- _Problem description_
The answer is a single number: how many lines hold the string "image".
# # # #
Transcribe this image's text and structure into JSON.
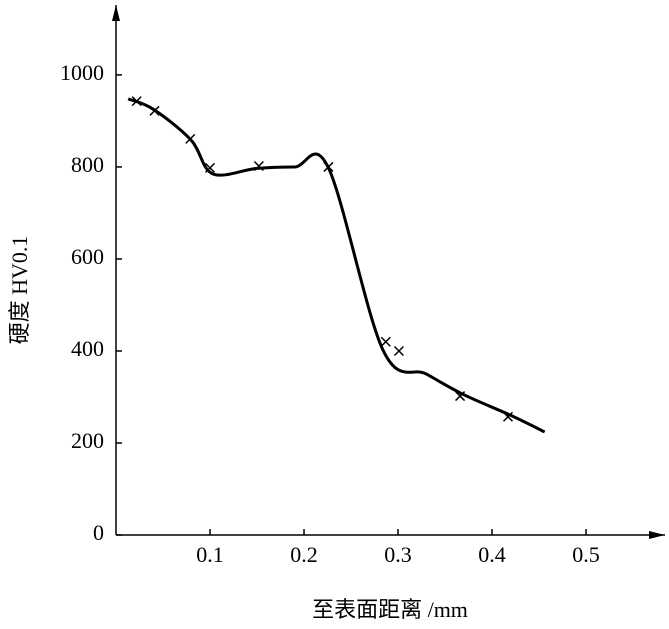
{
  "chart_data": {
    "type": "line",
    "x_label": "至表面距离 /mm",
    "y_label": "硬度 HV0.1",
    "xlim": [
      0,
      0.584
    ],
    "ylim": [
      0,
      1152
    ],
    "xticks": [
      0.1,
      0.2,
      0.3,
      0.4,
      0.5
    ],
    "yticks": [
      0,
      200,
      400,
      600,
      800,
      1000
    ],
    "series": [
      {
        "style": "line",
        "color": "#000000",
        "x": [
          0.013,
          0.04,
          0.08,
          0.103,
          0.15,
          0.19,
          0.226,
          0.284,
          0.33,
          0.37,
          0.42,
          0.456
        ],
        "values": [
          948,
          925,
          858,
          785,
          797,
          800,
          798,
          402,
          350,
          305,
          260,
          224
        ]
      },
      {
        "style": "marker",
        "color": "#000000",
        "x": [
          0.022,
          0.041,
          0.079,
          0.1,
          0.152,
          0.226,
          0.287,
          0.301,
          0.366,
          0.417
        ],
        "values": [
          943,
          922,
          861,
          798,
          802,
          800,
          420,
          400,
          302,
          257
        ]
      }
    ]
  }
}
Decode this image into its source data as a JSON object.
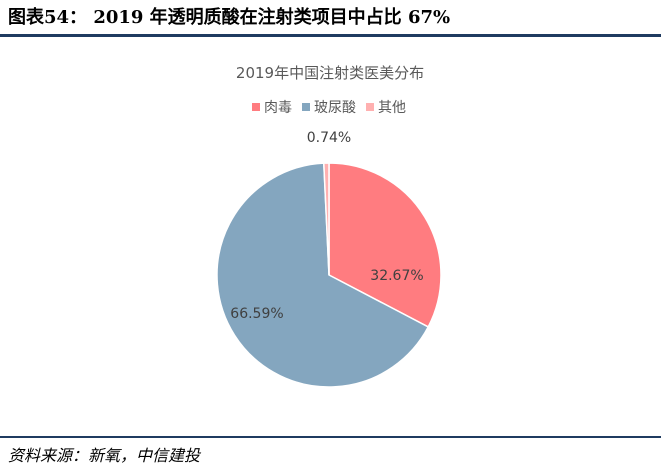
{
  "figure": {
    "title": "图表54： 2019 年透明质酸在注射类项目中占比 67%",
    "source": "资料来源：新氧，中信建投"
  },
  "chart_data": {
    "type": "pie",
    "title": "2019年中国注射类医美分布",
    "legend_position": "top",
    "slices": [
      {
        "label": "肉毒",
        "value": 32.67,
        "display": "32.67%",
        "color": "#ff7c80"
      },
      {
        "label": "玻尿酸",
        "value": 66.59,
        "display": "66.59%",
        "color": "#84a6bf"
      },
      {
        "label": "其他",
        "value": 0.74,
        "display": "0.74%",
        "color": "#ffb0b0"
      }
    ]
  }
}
# # # #
- _The answer_
2